** begin **

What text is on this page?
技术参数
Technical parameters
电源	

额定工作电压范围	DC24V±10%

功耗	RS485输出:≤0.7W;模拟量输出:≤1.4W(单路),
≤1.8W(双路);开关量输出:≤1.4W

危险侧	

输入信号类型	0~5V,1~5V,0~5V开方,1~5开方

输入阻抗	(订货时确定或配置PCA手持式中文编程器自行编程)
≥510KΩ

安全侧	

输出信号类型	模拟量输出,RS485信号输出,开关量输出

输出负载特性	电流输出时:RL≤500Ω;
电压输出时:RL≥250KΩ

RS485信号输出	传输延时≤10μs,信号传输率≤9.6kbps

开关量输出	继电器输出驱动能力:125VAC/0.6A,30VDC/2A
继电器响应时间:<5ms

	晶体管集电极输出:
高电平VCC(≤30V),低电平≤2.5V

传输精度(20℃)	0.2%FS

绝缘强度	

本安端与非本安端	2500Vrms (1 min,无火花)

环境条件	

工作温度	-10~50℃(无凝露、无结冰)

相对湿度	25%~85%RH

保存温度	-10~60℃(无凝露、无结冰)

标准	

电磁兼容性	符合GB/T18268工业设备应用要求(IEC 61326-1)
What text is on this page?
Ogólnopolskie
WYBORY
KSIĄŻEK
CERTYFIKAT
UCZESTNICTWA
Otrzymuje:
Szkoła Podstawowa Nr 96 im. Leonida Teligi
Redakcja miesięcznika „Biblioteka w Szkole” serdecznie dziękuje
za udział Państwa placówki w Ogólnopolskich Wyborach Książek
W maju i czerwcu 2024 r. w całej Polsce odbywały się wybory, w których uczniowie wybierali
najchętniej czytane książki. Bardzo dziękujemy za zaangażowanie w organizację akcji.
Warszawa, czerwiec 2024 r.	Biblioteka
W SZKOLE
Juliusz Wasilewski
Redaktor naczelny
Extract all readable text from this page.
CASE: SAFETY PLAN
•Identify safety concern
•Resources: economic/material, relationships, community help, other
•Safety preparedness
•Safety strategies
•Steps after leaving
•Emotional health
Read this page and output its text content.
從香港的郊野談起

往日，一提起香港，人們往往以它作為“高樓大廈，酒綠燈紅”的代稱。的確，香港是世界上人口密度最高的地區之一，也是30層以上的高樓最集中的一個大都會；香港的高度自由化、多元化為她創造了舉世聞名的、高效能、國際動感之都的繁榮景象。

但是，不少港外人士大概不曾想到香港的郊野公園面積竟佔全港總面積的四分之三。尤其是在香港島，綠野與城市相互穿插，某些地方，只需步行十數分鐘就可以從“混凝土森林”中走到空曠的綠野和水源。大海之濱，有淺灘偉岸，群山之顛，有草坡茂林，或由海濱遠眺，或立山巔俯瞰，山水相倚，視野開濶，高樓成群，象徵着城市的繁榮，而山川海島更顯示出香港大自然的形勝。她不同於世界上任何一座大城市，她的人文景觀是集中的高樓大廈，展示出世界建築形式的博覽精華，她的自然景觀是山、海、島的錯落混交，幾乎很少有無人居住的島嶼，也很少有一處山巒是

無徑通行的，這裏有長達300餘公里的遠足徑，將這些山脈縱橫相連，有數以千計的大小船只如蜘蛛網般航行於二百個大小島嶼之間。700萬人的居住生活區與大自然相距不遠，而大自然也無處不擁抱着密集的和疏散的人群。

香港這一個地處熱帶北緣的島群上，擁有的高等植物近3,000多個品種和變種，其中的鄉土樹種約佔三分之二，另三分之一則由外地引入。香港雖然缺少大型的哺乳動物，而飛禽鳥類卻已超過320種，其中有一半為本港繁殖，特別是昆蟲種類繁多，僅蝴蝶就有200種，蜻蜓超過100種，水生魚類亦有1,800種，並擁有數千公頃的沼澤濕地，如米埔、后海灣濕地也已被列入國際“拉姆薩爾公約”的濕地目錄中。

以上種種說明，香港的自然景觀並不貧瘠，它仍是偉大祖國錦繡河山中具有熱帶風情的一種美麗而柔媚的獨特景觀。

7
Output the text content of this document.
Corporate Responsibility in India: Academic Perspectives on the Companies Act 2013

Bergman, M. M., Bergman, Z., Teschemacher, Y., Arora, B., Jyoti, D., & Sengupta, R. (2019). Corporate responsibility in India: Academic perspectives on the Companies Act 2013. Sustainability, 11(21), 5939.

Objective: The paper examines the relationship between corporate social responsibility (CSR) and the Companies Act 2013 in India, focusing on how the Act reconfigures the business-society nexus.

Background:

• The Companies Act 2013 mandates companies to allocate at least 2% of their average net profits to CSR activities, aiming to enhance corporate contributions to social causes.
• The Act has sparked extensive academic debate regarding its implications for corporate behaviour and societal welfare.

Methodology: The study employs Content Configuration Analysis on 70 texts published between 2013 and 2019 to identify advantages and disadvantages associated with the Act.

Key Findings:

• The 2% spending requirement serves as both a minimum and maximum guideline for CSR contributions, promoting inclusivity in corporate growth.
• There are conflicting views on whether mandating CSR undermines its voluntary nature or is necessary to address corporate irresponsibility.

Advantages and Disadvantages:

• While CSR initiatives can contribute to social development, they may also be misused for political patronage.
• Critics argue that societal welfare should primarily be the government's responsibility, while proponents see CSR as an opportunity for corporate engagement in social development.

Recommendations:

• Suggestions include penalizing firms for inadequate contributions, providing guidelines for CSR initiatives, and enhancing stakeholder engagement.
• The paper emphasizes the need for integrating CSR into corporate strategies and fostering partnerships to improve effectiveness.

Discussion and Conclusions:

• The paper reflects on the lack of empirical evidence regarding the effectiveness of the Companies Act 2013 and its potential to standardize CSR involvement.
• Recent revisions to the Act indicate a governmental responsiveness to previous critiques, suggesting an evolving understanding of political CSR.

** end **

▶ [Required task] Print out all the entries precisely as written.

▶ [Task solution]
What text is on this page?
技术参数
Technical parameters
电源	

额定工作电压范围	DC24V±10%

功耗	RS485输出:≤0.7W;模拟量输出:≤1.4W(单路),
≤1.8W(双路);开关量输出:≤1.4W

危险侧	

输入信号类型	0~5V,1~5V,0~5V开方,1~5开方

输入阻抗	(订货时确定或配置PCA手持式中文编程器自行编程)
≥510KΩ

安全侧	

输出信号类型	模拟量输出,RS485信号输出,开关量输出

输出负载特性	电流输出时:RL≤500Ω;
电压输出时:RL≥250KΩ

RS485信号输出	传输延时≤10μs,信号传输率≤9.6kbps

开关量输出	继电器输出驱动能力:125VAC/0.6A,30VDC/2A
继电器响应时间:<5ms

	晶体管集电极输出:
高电平VCC(≤30V),低电平≤2.5V

传输精度(20℃)	0.2%FS

绝缘强度	

本安端与非本安端	2500Vrms (1 min,无火花)

环境条件	

工作温度	-10~50℃(无凝露、无结冰)

相对湿度	25%~85%RH

保存温度	-10~60℃(无凝露、无结冰)

标准	

电磁兼容性	符合GB/T18268工业设备应用要求(IEC 61326-1)
What text is on this page?
Ogólnopolskie
WYBORY
KSIĄŻEK
CERTYFIKAT
UCZESTNICTWA
Otrzymuje:
Szkoła Podstawowa Nr 96 im. Leonida Teligi
Redakcja miesięcznika „Biblioteka w Szkole” serdecznie dziękuje
za udział Państwa placówki w Ogólnopolskich Wyborach Książek
W maju i czerwcu 2024 r. w całej Polsce odbywały się wybory, w których uczniowie wybierali
najchętniej czytane książki. Bardzo dziękujemy za zaangażowanie w organizację akcji.
Warszawa, czerwiec 2024 r.	Biblioteka
W SZKOLE
Juliusz Wasilewski
Redaktor naczelny
Extract all readable text from this page.
CASE: SAFETY PLAN
•Identify safety concern
•Resources: economic/material, relationships, community help, other
•Safety preparedness
•Safety strategies
•Steps after leaving
•Emotional health
Read this page and output its text content.
從香港的郊野談起

往日，一提起香港，人們往往以它作為“高樓大廈，酒綠燈紅”的代稱。的確，香港是世界上人口密度最高的地區之一，也是30層以上的高樓最集中的一個大都會；香港的高度自由化、多元化為她創造了舉世聞名的、高效能、國際動感之都的繁榮景象。

但是，不少港外人士大概不曾想到香港的郊野公園面積竟佔全港總面積的四分之三。尤其是在香港島，綠野與城市相互穿插，某些地方，只需步行十數分鐘就可以從“混凝土森林”中走到空曠的綠野和水源。大海之濱，有淺灘偉岸，群山之顛，有草坡茂林，或由海濱遠眺，或立山巔俯瞰，山水相倚，視野開濶，高樓成群，象徵着城市的繁榮，而山川海島更顯示出香港大自然的形勝。她不同於世界上任何一座大城市，她的人文景觀是集中的高樓大廈，展示出世界建築形式的博覽精華，她的自然景觀是山、海、島的錯落混交，幾乎很少有無人居住的島嶼，也很少有一處山巒是

無徑通行的，這裏有長達300餘公里的遠足徑，將這些山脈縱橫相連，有數以千計的大小船只如蜘蛛網般航行於二百個大小島嶼之間。700萬人的居住生活區與大自然相距不遠，而大自然也無處不擁抱着密集的和疏散的人群。

香港這一個地處熱帶北緣的島群上，擁有的高等植物近3,000多個品種和變種，其中的鄉土樹種約佔三分之二，另三分之一則由外地引入。香港雖然缺少大型的哺乳動物，而飛禽鳥類卻已超過320種，其中有一半為本港繁殖，特別是昆蟲種類繁多，僅蝴蝶就有200種，蜻蜓超過100種，水生魚類亦有1,800種，並擁有數千公頃的沼澤濕地，如米埔、后海灣濕地也已被列入國際“拉姆薩爾公約”的濕地目錄中。

以上種種說明，香港的自然景觀並不貧瘠，它仍是偉大祖國錦繡河山中具有熱帶風情的一種美麗而柔媚的獨特景觀。

7
Output the text content of this document.
Corporate Responsibility in India: Academic Perspectives on the Companies Act 2013

Bergman, M. M., Bergman, Z., Teschemacher, Y., Arora, B., Jyoti, D., & Sengupta, R. (2019). Corporate responsibility in India: Academic perspectives on the Companies Act 2013. Sustainability, 11(21), 5939.

Objective: The paper examines the relationship between corporate social responsibility (CSR) and the Companies Act 2013 in India, focusing on how the Act reconfigures the business-society nexus.

Background:

• The Companies Act 2013 mandates companies to allocate at least 2% of their average net profits to CSR activities, aiming to enhance corporate contributions to social causes.
• The Act has sparked extensive academic debate regarding its implications for corporate behaviour and societal welfare.

Methodology: The study employs Content Configuration Analysis on 70 texts published between 2013 and 2019 to identify advantages and disadvantages associated with the Act.

Key Findings:

• The 2% spending requirement serves as both a minimum and maximum guideline for CSR contributions, promoting inclusivity in corporate growth.
• There are conflicting views on whether mandating CSR undermines its voluntary nature or is necessary to address corporate irresponsibility.

Advantages and Disadvantages:

• While CSR initiatives can contribute to social development, they may also be misused for political patronage.
• Critics argue that societal welfare should primarily be the government's responsibility, while proponents see CSR as an opportunity for corporate engagement in social development.

Recommendations:

• Suggestions include penalizing firms for inadequate contributions, providing guidelines for CSR initiatives, and enhancing stakeholder engagement.
• The paper emphasizes the need for integrating CSR into corporate strategies and fostering partnerships to improve effectiveness.

Discussion and Conclusions:

• The paper reflects on the lack of empirical evidence regarding the effectiveness of the Companies Act 2013 and its potential to standardize CSR involvement.
• Recent revisions to the Act indicate a governmental responsiveness to previous critiques, suggesting an evolving understanding of political CSR.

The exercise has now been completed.